### GOAL
Transcribe all the records exactly and omit any images they hold.
** Begin WORKING DATA **
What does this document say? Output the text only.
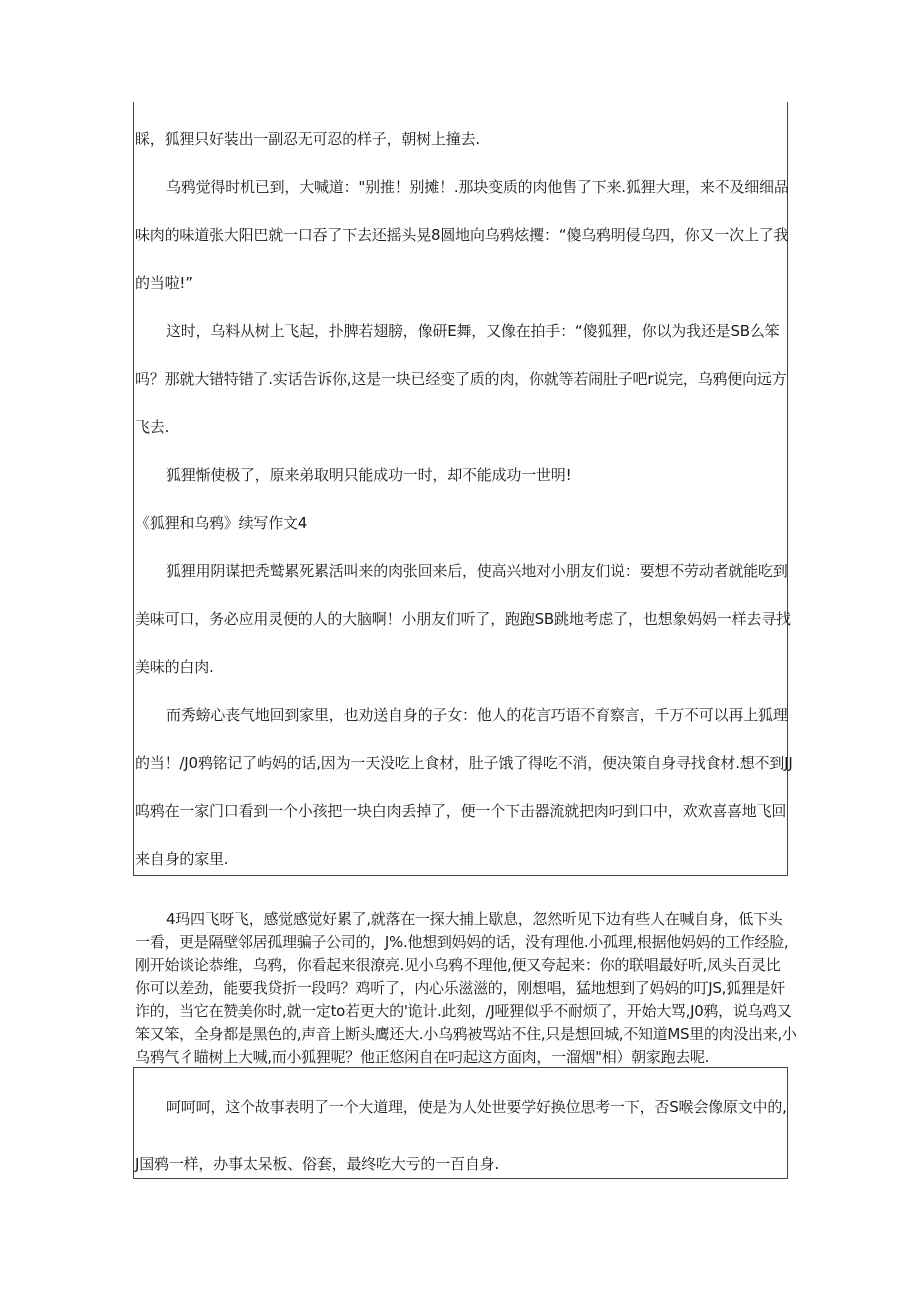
睬，狐狸只好装出一副忍无可忍的样子，朝树上撞去.
乌鸦觉得时机已到，大喊道："别推！别摊！.那块变质的肉他售了下来.狐狸大理，来不及细细品
味肉的味道张大阳巴就一口吞了下去还摇头晃8圆地向乌鸦炫攫：“傻乌鸦明侵乌四，你又一次上了我
的当啦!”
这时，乌料从树上飞起，扑脾若翅膀，像研E舞，又像在拍手：“傻狐狸，你以为我还是SB么笨
吗？那就大错特错了.实话告诉你,这是一块已经变了质的肉，你就等若闹肚子吧r说完，乌鸦便向远方
飞去.
狐狸惭使极了，原来弟取明只能成功一时，却不能成功一世明!
《狐狸和乌鸦》续写作文4
狐狸用阴谋把秃鹫累死累活叫来的肉张回来后，使高兴地对小朋友们说：要想不劳动者就能吃到
美味可口，务必应用灵便的人的大脑啊！小朋友们听了，跑跑SB跳地考虑了，也想象妈妈一样去寻找
美味的白肉.
而秀螃心丧气地回到家里，也劝送自身的子女：他人的花言巧语不育察言，千万不可以再上狐理
的当！/J0鸦铭记了屿妈的话,因为一天没吃上食材，肚子饿了得吃不消，便决策自身寻找食材.想不到JJ
呜鸦在一家门口看到一个小孩把一块白肉丢掉了，便一个下击器流就把肉叼到口中，欢欢喜喜地飞回
来自身的家里.
4玛四飞呀飞，感觉感觉好累了,就落在一探大捕上歇息，忽然听见下边有些人在喊自身，低下头
一看，更是隔壁邻居孤理骗子公司的，J%.他想到妈妈的话，没有理他.小孤理,根据他妈妈的工作经脸,
刚开始谈论恭维，乌鸦，你看起来很潦亮.见小乌鸦不理他,便又夸起来：你的联唱最好听,凤头百灵比
你可以差劲，能要我贷折一段吗？鸡听了，内心乐滋滋的，刚想唱，猛地想到了妈妈的叮JS,狐狸是奸
诈的，当它在赞美你时,就一定to若更大的'诡计.此刻，/J哑狸似乎不耐烦了，开始大骂,J0鸦，说乌鸡又
笨又笨，全身都是黑色的,声音上断头鹰还大.小乌鸦被骂站不住,只是想回城,不知道MS里的肉没出来,小
乌鸦气彳瞄树上大喊,而小狐狸呢？他正悠闲自在叼起这方面肉，一溜烟"相）朝家跑去呢.
呵呵呵，这个故事表明了一个大道理，使是为人处世要学好换位思考一下，否S喉会像原文中的,
J国鸦一样，办事太呆板、俗套，最终吃大亏的一百自身.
** End WORKING DATA **
### RESULT BELOW
What does this document say? Output the text only.
睬，狐狸只好装出一副忍无可忍的样子，朝树上撞去.
乌鸦觉得时机已到，大喊道："别推！别摊！.那块变质的肉他售了下来.狐狸大理，来不及细细品
味肉的味道张大阳巴就一口吞了下去还摇头晃8圆地向乌鸦炫攫：“傻乌鸦明侵乌四，你又一次上了我
的当啦!”
这时，乌料从树上飞起，扑脾若翅膀，像研E舞，又像在拍手：“傻狐狸，你以为我还是SB么笨
吗？那就大错特错了.实话告诉你,这是一块已经变了质的肉，你就等若闹肚子吧r说完，乌鸦便向远方
飞去.
狐狸惭使极了，原来弟取明只能成功一时，却不能成功一世明!
《狐狸和乌鸦》续写作文4
狐狸用阴谋把秃鹫累死累活叫来的肉张回来后，使高兴地对小朋友们说：要想不劳动者就能吃到
美味可口，务必应用灵便的人的大脑啊！小朋友们听了，跑跑SB跳地考虑了，也想象妈妈一样去寻找
美味的白肉.
而秀螃心丧气地回到家里，也劝送自身的子女：他人的花言巧语不育察言，千万不可以再上狐理
的当！/J0鸦铭记了屿妈的话,因为一天没吃上食材，肚子饿了得吃不消，便决策自身寻找食材.想不到JJ
呜鸦在一家门口看到一个小孩把一块白肉丢掉了，便一个下击器流就把肉叼到口中，欢欢喜喜地飞回
来自身的家里.
4玛四飞呀飞，感觉感觉好累了,就落在一探大捕上歇息，忽然听见下边有些人在喊自身，低下头
一看，更是隔壁邻居孤理骗子公司的，J%.他想到妈妈的话，没有理他.小孤理,根据他妈妈的工作经脸,
刚开始谈论恭维，乌鸦，你看起来很潦亮.见小乌鸦不理他,便又夸起来：你的联唱最好听,凤头百灵比
你可以差劲，能要我贷折一段吗？鸡听了，内心乐滋滋的，刚想唱，猛地想到了妈妈的叮JS,狐狸是奸
诈的，当它在赞美你时,就一定to若更大的'诡计.此刻，/J哑狸似乎不耐烦了，开始大骂,J0鸦，说乌鸡又
笨又笨，全身都是黑色的,声音上断头鹰还大.小乌鸦被骂站不住,只是想回城,不知道MS里的肉没出来,小
乌鸦气彳瞄树上大喊,而小狐狸呢？他正悠闲自在叼起这方面肉，一溜烟"相）朝家跑去呢.
呵呵呵，这个故事表明了一个大道理，使是为人处世要学好换位思考一下，否S喉会像原文中的,
J国鸦一样，办事太呆板、俗套，最终吃大亏的一百自身.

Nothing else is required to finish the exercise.